> [Task directions] Using the listing beneath this task, count the lines with the word "needs" and write only the result.

> [Material for the task]

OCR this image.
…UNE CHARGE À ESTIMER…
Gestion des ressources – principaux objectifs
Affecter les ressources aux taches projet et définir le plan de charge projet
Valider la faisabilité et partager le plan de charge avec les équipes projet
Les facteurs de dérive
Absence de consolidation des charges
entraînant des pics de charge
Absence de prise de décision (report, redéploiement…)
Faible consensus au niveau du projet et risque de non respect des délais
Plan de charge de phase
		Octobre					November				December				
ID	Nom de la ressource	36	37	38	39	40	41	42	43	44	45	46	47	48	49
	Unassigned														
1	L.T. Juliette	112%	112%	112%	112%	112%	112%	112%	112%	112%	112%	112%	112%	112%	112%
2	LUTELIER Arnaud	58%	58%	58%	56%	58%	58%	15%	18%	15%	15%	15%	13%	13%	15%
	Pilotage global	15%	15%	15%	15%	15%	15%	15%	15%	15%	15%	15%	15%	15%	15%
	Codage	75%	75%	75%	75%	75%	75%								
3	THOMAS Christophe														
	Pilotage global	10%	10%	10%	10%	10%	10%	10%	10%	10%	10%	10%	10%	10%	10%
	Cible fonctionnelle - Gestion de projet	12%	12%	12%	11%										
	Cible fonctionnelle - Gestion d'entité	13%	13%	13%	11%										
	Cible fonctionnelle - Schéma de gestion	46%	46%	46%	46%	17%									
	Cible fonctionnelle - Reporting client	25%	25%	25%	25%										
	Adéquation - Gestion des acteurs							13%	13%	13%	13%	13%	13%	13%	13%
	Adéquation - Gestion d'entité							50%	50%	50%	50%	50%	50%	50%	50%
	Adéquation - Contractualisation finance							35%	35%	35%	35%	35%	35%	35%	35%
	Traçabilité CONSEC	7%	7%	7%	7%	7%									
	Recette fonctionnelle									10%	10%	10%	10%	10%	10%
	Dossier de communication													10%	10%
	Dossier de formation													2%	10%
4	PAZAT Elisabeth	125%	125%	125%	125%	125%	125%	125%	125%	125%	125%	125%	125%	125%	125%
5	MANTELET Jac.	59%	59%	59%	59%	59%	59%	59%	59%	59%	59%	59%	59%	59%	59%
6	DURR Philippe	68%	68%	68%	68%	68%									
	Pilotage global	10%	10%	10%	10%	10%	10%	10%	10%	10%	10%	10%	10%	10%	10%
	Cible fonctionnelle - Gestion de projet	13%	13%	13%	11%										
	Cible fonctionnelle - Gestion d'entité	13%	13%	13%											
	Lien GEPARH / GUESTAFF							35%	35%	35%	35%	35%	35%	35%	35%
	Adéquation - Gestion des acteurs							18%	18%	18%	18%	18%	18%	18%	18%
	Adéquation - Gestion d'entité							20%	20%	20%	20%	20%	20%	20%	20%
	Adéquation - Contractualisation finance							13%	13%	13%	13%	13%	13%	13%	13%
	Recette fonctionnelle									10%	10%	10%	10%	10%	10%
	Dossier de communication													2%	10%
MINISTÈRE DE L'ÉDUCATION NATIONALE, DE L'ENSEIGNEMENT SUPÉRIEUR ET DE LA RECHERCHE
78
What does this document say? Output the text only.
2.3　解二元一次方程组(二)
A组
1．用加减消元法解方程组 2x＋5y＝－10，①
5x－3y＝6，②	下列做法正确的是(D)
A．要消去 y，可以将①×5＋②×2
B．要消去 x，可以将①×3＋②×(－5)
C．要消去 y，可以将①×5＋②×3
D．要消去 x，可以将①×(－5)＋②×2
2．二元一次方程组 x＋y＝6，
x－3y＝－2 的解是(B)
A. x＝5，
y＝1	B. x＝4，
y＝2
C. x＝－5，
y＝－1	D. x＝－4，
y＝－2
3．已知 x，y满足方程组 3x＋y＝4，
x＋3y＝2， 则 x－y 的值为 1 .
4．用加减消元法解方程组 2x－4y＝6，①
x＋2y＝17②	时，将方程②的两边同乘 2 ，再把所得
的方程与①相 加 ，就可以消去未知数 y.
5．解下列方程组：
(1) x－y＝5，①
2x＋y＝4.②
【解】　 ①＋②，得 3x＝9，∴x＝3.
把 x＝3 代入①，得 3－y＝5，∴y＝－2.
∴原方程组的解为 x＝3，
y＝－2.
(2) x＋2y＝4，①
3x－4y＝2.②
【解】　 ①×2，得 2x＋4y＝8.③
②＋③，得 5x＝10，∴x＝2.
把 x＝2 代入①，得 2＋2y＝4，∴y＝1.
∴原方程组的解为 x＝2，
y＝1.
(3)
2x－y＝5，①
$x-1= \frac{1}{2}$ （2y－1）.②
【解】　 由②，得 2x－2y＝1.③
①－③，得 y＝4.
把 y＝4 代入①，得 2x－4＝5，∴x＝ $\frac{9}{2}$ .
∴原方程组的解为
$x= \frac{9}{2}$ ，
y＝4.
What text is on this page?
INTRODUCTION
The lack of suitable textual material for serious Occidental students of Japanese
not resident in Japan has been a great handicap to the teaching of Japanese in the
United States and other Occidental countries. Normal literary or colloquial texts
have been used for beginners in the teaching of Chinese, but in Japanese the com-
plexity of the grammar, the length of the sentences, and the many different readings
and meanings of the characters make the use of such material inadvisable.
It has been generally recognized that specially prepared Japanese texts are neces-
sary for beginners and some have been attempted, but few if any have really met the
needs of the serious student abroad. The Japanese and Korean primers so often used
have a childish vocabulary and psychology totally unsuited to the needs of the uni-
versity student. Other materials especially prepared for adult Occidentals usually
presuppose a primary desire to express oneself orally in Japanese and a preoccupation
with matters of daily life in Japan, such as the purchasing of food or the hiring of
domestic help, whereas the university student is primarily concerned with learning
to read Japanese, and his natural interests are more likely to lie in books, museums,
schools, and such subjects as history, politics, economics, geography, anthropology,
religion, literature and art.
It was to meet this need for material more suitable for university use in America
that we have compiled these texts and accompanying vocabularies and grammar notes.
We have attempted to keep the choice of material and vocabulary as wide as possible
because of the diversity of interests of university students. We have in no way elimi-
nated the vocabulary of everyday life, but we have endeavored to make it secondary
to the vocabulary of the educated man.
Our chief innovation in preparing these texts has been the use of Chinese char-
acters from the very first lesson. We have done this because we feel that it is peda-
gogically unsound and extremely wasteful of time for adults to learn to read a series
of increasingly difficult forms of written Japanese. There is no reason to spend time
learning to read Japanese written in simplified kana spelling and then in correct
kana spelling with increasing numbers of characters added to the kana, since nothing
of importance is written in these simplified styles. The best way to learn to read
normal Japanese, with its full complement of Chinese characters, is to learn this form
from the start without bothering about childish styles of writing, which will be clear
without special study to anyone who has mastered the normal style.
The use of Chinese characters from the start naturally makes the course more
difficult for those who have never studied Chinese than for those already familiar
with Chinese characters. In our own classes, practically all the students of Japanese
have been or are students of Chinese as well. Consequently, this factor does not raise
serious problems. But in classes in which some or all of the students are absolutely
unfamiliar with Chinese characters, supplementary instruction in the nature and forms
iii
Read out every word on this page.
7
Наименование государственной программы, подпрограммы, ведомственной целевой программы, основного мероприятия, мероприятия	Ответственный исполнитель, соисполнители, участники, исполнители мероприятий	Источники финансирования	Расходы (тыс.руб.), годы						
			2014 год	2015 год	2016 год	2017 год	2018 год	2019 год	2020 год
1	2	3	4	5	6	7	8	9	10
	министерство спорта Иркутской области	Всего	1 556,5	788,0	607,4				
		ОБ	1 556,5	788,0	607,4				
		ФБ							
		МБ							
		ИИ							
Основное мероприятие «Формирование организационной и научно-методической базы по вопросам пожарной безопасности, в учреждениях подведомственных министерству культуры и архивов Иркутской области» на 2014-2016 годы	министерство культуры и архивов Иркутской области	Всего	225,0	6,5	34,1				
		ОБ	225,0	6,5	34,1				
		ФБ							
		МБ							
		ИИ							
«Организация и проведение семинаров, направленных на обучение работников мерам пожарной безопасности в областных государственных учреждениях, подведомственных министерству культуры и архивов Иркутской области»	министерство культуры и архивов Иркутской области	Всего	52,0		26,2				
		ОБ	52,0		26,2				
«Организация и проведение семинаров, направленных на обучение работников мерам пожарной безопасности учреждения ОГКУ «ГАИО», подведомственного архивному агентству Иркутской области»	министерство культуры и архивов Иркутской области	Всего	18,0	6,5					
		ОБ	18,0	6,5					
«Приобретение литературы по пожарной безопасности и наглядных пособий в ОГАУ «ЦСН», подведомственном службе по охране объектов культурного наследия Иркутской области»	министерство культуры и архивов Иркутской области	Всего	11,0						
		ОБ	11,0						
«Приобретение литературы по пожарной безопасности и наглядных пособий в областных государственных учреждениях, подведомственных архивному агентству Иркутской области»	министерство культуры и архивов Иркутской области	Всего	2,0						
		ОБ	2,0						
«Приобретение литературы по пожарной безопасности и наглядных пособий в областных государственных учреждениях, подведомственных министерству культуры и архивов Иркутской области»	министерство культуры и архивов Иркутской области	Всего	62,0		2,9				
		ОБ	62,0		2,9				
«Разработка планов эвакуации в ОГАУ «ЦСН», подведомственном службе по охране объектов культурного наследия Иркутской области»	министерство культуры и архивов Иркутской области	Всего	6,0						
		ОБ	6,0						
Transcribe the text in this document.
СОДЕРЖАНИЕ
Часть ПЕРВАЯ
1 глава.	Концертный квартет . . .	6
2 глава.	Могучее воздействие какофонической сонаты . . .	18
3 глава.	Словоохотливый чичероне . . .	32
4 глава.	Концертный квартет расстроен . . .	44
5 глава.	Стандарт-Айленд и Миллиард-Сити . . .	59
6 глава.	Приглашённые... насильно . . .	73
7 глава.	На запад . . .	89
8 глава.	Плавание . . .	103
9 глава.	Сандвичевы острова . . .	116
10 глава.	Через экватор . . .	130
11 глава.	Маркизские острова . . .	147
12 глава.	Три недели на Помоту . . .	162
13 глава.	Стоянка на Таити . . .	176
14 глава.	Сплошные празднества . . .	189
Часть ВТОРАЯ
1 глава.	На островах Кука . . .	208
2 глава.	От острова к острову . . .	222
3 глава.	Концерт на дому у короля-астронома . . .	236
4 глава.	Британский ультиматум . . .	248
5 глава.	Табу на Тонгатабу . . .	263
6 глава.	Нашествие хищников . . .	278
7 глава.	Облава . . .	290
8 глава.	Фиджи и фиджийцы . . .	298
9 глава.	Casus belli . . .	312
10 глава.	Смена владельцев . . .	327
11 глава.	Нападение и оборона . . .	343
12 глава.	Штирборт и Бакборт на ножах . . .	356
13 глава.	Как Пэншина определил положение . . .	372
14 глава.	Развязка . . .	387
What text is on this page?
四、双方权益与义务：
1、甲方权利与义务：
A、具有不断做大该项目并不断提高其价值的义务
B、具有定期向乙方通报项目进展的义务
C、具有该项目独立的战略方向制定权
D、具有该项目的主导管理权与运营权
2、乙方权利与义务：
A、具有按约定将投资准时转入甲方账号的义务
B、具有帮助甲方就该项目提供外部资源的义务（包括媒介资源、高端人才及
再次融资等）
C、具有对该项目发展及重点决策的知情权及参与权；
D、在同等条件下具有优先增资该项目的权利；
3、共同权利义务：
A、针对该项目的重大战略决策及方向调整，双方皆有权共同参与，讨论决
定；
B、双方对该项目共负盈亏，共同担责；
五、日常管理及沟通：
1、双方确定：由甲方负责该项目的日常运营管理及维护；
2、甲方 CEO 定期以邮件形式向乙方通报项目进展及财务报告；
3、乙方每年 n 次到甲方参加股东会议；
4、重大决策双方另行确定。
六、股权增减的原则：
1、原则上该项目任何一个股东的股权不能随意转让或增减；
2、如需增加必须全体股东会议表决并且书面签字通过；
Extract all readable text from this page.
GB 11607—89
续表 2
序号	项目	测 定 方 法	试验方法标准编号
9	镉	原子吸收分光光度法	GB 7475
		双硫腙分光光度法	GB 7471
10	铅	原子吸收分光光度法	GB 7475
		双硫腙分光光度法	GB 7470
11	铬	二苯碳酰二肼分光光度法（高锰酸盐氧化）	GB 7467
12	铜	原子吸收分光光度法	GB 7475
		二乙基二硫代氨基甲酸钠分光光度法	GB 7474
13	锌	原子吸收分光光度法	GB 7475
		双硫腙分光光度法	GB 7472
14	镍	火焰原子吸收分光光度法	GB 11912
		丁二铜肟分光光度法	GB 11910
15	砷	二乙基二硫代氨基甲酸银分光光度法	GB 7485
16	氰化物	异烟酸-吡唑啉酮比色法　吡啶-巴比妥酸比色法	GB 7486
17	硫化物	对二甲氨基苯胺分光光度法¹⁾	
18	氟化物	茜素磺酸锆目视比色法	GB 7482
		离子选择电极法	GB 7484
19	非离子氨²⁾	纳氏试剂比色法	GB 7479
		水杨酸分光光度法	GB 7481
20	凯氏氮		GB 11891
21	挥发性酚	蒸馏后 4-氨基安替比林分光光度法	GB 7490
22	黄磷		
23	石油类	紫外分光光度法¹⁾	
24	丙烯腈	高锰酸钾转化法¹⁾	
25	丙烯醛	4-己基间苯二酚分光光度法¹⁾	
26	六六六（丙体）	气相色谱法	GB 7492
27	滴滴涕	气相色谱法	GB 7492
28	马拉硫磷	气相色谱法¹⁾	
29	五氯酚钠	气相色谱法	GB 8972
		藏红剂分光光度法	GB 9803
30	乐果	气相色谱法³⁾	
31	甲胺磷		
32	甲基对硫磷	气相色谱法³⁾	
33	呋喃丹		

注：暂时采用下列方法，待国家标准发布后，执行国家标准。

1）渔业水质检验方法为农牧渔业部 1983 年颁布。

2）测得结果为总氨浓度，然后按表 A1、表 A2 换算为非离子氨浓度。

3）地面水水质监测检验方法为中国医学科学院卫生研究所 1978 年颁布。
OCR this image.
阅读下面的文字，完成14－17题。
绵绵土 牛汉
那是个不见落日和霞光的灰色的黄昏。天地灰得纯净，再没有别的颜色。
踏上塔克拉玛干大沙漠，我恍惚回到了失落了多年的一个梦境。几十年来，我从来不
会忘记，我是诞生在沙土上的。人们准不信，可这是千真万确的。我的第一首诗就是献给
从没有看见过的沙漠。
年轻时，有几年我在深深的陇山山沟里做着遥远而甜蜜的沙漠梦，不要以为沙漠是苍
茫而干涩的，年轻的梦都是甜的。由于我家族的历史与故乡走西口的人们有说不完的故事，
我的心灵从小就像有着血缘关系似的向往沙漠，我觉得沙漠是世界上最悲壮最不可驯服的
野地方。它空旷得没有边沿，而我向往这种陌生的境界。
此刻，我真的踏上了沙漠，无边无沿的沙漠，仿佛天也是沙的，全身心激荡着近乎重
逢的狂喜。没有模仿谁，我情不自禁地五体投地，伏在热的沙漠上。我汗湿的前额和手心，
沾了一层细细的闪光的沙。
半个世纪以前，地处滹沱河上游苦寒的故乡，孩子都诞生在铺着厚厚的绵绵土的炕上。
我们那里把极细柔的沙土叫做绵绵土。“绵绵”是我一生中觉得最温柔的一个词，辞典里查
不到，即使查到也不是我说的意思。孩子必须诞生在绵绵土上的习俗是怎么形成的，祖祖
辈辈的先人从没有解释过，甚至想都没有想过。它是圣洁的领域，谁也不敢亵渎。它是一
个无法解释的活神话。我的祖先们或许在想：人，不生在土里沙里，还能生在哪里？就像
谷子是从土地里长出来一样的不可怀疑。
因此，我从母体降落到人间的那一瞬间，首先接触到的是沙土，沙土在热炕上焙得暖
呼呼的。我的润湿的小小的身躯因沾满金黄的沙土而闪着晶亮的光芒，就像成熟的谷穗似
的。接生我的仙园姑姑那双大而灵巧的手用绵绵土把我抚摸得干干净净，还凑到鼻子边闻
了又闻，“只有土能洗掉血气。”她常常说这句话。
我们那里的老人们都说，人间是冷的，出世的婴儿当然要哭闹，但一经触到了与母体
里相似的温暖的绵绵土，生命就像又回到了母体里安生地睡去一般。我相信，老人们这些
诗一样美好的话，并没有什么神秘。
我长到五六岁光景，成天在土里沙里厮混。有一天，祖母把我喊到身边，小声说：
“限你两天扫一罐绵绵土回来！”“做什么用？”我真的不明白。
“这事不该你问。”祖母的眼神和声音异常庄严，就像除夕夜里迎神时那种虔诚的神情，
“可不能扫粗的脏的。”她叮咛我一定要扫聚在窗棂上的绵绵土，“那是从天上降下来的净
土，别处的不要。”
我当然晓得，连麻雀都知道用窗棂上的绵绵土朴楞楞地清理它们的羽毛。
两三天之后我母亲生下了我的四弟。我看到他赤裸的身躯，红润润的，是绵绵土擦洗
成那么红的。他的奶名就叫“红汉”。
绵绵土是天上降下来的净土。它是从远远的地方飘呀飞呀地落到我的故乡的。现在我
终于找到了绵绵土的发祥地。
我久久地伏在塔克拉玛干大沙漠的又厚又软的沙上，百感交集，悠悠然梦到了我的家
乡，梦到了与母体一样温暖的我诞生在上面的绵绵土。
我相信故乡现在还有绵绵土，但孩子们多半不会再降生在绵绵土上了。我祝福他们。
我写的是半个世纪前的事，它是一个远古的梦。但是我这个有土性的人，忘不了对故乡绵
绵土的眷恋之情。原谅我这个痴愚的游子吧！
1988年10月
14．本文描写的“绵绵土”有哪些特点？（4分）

> [Response to the exercise] 2